-- START --

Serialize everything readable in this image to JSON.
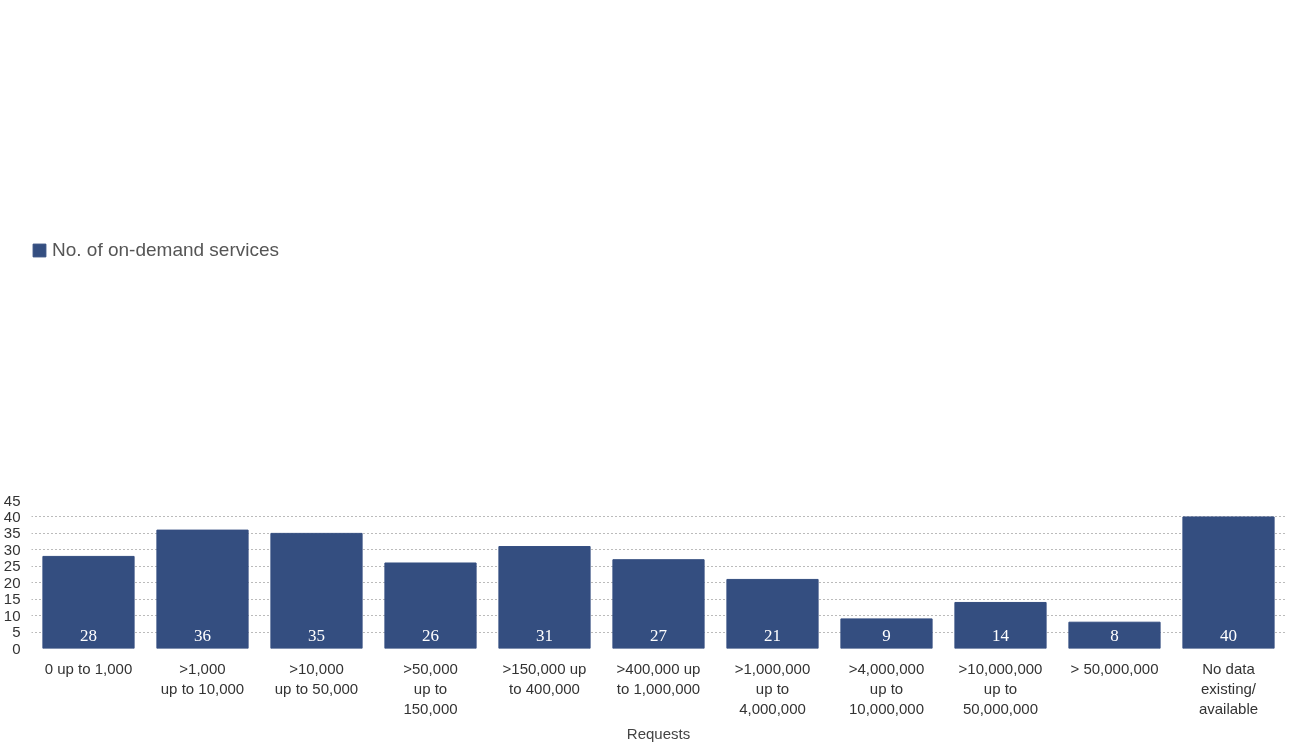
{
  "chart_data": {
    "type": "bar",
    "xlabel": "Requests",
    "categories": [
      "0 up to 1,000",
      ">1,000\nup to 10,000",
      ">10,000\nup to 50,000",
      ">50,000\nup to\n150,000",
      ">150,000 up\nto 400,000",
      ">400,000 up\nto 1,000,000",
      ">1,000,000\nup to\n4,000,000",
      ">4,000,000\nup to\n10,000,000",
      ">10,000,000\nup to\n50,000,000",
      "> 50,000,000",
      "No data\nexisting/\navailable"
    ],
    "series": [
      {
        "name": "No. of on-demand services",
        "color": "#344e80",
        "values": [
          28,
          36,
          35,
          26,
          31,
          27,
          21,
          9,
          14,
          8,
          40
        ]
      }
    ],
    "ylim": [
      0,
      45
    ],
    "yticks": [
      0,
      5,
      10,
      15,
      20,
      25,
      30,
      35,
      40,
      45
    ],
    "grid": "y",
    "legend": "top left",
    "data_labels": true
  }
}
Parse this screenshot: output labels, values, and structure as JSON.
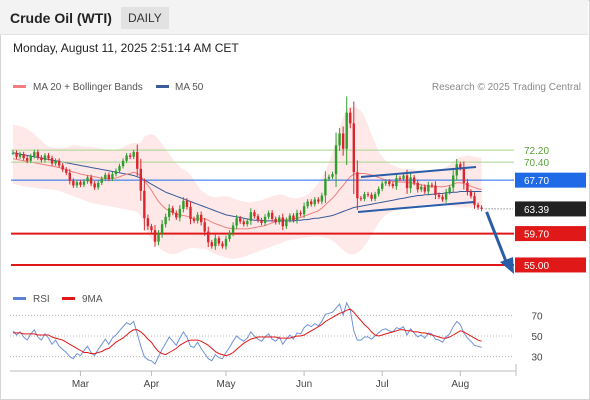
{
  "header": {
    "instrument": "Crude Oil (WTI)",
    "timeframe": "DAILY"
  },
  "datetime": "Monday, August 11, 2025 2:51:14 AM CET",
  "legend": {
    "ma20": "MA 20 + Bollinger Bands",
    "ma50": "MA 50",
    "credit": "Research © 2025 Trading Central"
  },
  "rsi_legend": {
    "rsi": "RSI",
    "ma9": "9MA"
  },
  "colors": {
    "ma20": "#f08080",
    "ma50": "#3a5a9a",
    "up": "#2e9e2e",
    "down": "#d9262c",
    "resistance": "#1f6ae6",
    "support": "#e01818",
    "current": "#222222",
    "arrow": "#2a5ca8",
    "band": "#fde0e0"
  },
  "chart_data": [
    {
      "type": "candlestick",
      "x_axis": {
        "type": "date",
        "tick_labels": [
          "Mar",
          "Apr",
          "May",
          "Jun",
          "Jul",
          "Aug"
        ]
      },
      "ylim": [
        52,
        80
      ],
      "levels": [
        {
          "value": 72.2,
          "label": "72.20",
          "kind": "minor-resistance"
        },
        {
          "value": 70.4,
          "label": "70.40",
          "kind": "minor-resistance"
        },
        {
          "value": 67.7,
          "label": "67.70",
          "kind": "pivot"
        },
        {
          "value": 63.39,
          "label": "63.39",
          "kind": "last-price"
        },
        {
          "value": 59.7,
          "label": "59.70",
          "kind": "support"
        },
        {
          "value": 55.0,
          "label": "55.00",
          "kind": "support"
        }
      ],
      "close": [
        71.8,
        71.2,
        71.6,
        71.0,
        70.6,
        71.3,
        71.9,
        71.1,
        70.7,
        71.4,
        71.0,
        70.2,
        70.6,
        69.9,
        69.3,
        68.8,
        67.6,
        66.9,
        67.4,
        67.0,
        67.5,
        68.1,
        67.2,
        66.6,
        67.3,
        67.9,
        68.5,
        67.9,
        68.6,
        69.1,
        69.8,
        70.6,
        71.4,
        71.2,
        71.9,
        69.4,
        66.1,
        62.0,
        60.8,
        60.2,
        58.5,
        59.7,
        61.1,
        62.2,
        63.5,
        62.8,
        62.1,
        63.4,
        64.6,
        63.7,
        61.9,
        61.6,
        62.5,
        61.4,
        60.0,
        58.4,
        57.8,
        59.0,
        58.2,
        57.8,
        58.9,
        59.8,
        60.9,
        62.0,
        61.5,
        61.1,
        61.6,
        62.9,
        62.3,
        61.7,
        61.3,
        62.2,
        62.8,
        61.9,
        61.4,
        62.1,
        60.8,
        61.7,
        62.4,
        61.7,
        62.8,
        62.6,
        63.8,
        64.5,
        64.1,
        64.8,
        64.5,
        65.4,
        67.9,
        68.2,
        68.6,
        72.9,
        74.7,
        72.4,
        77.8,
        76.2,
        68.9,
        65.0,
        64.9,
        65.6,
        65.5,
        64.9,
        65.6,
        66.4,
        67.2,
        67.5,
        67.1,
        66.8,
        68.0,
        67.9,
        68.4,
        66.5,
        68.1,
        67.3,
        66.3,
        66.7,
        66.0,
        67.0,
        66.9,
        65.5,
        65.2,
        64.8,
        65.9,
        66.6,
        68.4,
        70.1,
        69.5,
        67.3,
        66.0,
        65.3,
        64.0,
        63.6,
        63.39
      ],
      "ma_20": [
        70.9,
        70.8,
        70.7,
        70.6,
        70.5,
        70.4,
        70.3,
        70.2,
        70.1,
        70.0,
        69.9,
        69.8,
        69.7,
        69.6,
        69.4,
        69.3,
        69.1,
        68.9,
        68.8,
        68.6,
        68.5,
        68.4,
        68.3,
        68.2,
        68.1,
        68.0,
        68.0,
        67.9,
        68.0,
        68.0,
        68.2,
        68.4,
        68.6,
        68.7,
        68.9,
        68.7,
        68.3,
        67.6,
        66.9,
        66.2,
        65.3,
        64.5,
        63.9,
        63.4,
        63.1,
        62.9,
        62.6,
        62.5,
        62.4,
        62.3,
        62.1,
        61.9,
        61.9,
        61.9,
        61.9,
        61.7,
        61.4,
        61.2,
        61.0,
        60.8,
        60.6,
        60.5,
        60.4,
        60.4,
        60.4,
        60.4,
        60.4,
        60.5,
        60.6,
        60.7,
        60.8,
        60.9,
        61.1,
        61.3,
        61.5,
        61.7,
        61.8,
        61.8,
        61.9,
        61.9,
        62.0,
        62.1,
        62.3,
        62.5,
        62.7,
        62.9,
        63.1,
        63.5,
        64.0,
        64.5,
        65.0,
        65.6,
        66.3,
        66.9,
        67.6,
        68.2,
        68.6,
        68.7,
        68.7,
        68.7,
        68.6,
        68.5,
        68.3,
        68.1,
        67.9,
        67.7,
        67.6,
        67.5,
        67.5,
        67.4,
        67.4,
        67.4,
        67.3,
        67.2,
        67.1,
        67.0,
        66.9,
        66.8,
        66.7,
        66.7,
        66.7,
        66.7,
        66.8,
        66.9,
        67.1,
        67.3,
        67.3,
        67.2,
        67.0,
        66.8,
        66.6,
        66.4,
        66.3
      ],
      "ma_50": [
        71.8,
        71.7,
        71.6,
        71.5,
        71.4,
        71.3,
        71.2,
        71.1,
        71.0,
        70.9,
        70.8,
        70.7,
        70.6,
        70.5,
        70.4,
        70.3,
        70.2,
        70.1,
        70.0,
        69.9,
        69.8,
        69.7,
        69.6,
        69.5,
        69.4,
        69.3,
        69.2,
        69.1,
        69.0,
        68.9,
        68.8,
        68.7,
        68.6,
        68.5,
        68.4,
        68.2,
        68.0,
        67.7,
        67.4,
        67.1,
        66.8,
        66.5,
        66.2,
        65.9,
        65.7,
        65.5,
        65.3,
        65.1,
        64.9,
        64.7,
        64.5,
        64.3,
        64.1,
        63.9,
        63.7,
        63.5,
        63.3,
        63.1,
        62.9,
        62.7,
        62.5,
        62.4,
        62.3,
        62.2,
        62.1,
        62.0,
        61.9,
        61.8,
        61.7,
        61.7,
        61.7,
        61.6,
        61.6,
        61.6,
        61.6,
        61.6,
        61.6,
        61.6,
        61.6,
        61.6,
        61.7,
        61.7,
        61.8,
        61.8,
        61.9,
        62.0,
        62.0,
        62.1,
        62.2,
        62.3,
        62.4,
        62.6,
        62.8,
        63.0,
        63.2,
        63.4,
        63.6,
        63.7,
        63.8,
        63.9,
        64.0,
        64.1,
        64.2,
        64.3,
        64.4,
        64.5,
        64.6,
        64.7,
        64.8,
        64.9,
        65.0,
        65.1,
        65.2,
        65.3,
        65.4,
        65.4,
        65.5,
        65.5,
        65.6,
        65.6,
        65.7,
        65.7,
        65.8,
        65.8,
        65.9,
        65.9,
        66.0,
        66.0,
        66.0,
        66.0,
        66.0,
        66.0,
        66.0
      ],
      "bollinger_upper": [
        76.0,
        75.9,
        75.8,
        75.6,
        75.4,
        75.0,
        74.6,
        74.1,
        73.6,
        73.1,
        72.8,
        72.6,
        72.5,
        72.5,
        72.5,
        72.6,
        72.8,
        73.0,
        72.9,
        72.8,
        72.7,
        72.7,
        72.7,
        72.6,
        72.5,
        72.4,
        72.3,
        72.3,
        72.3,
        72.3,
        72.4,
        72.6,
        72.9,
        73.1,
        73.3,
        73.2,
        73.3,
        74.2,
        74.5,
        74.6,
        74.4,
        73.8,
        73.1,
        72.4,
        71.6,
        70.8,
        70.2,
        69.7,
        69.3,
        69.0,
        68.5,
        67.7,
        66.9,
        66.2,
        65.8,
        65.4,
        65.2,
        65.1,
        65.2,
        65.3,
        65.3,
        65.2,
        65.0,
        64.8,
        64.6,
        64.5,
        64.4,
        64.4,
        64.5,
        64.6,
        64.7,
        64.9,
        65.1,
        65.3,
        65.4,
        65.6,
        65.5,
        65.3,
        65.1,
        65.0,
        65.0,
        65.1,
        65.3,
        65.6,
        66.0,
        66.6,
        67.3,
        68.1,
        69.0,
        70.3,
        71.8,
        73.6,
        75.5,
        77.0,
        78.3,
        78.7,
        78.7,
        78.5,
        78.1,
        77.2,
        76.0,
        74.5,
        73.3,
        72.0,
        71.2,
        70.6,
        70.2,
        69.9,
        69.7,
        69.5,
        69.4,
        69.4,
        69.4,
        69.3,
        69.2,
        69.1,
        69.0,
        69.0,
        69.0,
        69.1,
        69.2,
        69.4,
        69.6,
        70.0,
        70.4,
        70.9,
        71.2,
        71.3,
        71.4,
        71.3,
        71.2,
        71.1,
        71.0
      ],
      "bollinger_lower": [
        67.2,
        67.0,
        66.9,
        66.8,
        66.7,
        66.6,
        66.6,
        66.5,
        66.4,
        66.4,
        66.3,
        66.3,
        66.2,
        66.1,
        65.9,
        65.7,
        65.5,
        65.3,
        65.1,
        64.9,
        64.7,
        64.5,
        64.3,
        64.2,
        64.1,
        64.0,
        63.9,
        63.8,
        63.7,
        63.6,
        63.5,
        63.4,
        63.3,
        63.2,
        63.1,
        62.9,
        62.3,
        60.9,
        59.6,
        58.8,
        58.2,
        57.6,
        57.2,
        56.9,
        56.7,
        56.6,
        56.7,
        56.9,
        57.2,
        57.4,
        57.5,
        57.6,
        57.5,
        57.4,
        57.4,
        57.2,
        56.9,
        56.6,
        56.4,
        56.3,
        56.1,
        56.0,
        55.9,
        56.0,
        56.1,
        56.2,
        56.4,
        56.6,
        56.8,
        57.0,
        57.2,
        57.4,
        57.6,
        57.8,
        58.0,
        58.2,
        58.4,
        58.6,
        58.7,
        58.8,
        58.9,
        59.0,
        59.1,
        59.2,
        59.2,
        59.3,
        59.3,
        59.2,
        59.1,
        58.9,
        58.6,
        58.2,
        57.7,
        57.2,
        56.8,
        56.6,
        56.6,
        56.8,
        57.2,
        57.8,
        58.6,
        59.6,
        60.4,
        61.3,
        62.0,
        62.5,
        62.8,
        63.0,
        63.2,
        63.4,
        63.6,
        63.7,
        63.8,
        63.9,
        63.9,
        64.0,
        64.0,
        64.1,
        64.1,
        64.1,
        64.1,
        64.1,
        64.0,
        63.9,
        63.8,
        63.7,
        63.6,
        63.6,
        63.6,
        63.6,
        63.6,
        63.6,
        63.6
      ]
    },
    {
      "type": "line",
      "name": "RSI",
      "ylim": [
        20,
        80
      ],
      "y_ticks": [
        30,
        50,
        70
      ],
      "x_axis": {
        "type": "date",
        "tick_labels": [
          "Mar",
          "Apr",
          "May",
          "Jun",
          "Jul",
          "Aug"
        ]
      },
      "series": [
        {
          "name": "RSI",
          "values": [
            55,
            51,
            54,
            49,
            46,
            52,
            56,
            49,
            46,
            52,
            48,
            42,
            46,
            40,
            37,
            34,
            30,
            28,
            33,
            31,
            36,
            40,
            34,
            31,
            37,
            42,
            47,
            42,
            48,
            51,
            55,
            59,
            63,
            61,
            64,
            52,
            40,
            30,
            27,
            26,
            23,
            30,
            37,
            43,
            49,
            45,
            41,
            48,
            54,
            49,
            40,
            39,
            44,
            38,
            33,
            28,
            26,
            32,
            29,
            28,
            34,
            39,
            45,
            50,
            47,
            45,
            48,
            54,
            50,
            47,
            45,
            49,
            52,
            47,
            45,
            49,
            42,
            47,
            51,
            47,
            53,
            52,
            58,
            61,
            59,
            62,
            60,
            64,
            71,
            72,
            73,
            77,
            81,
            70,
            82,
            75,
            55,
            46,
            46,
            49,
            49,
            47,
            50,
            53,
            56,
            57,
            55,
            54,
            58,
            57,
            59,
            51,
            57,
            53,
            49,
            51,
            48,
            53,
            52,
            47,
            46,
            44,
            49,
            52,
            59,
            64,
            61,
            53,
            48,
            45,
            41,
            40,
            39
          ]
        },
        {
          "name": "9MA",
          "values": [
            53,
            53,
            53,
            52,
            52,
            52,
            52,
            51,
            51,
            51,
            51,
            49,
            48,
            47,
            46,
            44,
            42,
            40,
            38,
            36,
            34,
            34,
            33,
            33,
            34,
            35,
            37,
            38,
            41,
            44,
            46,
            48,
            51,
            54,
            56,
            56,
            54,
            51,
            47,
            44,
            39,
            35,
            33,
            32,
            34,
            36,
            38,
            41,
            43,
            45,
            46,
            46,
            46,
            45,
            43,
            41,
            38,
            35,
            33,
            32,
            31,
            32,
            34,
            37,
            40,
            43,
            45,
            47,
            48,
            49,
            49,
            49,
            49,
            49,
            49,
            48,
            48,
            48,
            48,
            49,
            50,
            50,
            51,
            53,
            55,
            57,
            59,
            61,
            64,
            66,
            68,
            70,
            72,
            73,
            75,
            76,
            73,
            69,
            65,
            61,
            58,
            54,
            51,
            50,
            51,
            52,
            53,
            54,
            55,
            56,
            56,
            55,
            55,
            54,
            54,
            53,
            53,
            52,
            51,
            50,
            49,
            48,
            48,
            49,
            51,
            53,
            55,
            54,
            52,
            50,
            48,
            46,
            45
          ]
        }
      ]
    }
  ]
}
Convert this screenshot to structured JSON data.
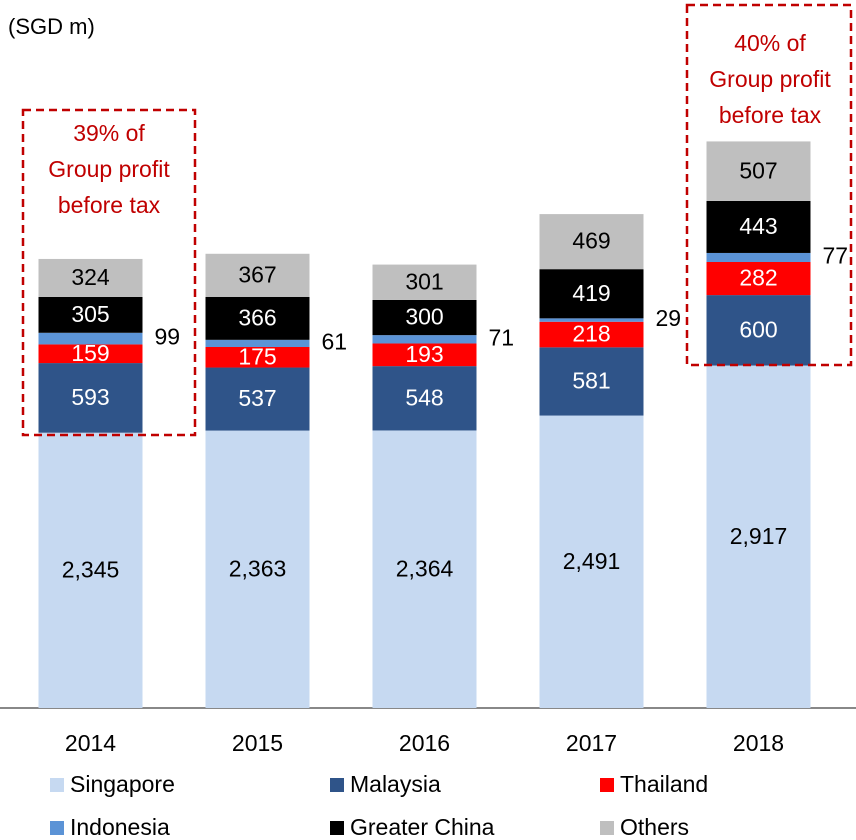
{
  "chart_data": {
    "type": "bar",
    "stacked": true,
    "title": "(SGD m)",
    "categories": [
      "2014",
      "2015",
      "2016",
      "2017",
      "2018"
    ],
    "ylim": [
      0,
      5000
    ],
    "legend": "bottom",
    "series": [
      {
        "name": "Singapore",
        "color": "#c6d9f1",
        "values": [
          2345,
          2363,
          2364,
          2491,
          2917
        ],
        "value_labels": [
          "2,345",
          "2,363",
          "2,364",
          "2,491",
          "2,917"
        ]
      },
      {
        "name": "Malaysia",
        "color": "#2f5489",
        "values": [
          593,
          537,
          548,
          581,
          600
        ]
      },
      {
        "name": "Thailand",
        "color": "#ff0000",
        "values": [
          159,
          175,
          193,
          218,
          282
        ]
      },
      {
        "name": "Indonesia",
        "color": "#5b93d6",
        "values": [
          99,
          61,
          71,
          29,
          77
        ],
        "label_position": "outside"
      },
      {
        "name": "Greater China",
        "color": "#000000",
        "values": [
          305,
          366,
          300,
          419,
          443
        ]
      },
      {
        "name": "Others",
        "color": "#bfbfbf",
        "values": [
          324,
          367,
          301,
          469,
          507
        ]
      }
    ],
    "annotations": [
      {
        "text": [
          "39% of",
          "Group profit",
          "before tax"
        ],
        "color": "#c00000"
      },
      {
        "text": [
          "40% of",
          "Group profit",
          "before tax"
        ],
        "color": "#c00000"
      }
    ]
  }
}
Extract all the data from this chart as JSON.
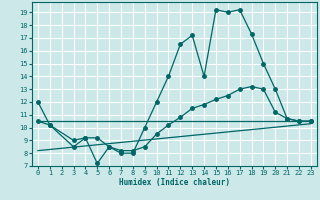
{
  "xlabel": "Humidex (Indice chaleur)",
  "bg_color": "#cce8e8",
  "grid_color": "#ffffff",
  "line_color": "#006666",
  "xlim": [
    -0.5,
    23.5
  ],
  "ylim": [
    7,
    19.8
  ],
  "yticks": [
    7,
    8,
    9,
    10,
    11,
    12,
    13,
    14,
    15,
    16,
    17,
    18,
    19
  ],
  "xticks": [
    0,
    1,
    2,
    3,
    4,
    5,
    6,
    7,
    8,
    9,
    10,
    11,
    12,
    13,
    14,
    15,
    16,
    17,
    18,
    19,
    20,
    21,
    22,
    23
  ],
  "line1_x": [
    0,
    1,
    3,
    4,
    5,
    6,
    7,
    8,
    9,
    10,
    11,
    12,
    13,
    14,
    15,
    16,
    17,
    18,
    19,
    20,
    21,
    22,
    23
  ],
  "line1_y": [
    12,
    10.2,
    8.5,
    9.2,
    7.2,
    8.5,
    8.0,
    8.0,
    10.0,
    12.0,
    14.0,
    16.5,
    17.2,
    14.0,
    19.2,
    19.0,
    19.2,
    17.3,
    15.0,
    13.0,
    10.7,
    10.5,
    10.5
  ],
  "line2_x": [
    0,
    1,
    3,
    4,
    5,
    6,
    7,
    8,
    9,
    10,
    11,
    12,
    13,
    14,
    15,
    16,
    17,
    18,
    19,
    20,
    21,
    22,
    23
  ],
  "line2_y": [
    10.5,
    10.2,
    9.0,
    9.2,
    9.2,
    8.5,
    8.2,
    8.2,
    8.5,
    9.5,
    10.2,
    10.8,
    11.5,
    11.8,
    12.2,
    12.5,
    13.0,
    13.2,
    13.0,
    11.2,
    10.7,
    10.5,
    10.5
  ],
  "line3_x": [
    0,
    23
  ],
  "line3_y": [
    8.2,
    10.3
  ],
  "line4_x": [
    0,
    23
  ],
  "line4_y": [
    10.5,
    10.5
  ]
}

-- END --

_Job_
Write the lines from the line containing "Extract all the data from this chart as JSON." through the last line of the data out again exactly, and only those lines; pictures stay out.

_Solution to this problem_
Extract all the data from this chart as JSON.
{
  "xlabel": "Humidex (Indice chaleur)",
  "bg_color": "#cce8e8",
  "grid_color": "#ffffff",
  "line_color": "#006666",
  "xlim": [
    -0.5,
    23.5
  ],
  "ylim": [
    7,
    19.8
  ],
  "yticks": [
    7,
    8,
    9,
    10,
    11,
    12,
    13,
    14,
    15,
    16,
    17,
    18,
    19
  ],
  "xticks": [
    0,
    1,
    2,
    3,
    4,
    5,
    6,
    7,
    8,
    9,
    10,
    11,
    12,
    13,
    14,
    15,
    16,
    17,
    18,
    19,
    20,
    21,
    22,
    23
  ],
  "line1_x": [
    0,
    1,
    3,
    4,
    5,
    6,
    7,
    8,
    9,
    10,
    11,
    12,
    13,
    14,
    15,
    16,
    17,
    18,
    19,
    20,
    21,
    22,
    23
  ],
  "line1_y": [
    12,
    10.2,
    8.5,
    9.2,
    7.2,
    8.5,
    8.0,
    8.0,
    10.0,
    12.0,
    14.0,
    16.5,
    17.2,
    14.0,
    19.2,
    19.0,
    19.2,
    17.3,
    15.0,
    13.0,
    10.7,
    10.5,
    10.5
  ],
  "line2_x": [
    0,
    1,
    3,
    4,
    5,
    6,
    7,
    8,
    9,
    10,
    11,
    12,
    13,
    14,
    15,
    16,
    17,
    18,
    19,
    20,
    21,
    22,
    23
  ],
  "line2_y": [
    10.5,
    10.2,
    9.0,
    9.2,
    9.2,
    8.5,
    8.2,
    8.2,
    8.5,
    9.5,
    10.2,
    10.8,
    11.5,
    11.8,
    12.2,
    12.5,
    13.0,
    13.2,
    13.0,
    11.2,
    10.7,
    10.5,
    10.5
  ],
  "line3_x": [
    0,
    23
  ],
  "line3_y": [
    8.2,
    10.3
  ],
  "line4_x": [
    0,
    23
  ],
  "line4_y": [
    10.5,
    10.5
  ]
}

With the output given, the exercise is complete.